Collected data entries:
_ _ _ _
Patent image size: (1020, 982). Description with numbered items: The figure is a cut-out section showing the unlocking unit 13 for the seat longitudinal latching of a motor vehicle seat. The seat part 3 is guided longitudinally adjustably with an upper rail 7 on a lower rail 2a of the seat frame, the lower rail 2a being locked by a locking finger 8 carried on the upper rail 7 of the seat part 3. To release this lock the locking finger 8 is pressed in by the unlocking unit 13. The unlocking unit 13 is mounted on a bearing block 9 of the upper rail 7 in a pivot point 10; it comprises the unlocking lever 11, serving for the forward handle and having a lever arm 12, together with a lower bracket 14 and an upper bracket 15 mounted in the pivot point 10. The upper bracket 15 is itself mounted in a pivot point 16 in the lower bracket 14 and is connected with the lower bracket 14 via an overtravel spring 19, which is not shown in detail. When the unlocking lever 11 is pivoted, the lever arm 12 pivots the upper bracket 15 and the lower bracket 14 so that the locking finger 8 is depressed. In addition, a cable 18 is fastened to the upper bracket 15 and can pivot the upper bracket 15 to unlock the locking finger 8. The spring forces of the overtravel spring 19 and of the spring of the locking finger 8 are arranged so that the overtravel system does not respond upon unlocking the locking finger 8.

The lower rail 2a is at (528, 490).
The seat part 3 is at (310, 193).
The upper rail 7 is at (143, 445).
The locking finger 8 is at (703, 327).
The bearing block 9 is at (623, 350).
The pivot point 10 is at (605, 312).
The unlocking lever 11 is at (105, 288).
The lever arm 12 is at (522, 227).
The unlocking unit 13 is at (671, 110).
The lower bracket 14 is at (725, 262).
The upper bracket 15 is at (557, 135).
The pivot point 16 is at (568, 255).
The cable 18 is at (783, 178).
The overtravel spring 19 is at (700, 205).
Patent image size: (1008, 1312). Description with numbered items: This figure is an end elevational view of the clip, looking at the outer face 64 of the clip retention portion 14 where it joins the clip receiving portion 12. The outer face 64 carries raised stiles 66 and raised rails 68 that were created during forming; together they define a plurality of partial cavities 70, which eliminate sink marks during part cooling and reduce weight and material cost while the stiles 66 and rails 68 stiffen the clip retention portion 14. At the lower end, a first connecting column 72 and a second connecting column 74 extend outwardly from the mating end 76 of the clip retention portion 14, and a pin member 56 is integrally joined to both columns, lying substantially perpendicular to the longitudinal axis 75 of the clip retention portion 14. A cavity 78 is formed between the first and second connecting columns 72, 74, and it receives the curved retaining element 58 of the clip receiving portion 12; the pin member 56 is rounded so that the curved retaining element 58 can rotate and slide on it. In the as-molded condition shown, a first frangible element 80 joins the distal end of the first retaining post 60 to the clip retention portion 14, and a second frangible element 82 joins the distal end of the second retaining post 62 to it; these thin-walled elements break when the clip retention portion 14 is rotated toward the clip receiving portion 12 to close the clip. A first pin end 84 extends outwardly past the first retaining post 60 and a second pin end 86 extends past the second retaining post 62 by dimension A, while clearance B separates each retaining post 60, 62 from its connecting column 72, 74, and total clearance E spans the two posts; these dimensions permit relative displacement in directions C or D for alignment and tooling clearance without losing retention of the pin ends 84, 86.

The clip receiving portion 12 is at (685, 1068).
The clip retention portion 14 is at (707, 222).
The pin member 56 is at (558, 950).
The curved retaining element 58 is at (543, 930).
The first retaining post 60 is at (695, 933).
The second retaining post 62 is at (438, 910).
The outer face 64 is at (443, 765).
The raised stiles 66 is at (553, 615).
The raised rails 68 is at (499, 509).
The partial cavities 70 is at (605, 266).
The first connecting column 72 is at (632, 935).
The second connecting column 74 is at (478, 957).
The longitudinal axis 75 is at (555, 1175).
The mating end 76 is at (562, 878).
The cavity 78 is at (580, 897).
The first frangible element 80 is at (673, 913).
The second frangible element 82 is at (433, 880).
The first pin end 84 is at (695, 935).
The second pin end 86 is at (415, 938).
_ _ _ _
Given instruction
Which lines of the records above contain the string "lever"? Copy each of those lines in full.

Result for this task
Patent image size: (1020, 982). Description with numbered items: The figure is a cut-out section showing the unlocking unit 13 for the seat longitudinal latching of a motor vehicle seat. The seat part 3 is guided longitudinally adjustably with an upper rail 7 on a lower rail 2a of the seat frame, the lower rail 2a being locked by a locking finger 8 carried on the upper rail 7 of the seat part 3. To release this lock the locking finger 8 is pressed in by the unlocking unit 13. The unlocking unit 13 is mounted on a bearing block 9 of the upper rail 7 in a pivot point 10; it comprises the unlocking lever 11, serving for the forward handle and having a lever arm 12, together with a lower bracket 14 and an upper bracket 15 mounted in the pivot point 10. The upper bracket 15 is itself mounted in a pivot point 16 in the lower bracket 14 and is connected with the lower bracket 14 via an overtravel spring 19, which is not shown in detail. When the unlocking lever 11 is pivoted, the lever arm 12 pivots the upper bracket 15 and the lower bracket 14 so that the locking finger 8 is depressed. In addition, a cable 18 is fastened to the upper bracket 15 and can pivot the upper bracket 15 to unlock the locking finger 8. The spring forces of the overtravel spring 19 and of the spring of the locking finger 8 are arranged so that the overtravel system does not respond upon unlocking the locking finger 8.
The unlocking lever 11 is at (105, 288).
The lever arm 12 is at (522, 227).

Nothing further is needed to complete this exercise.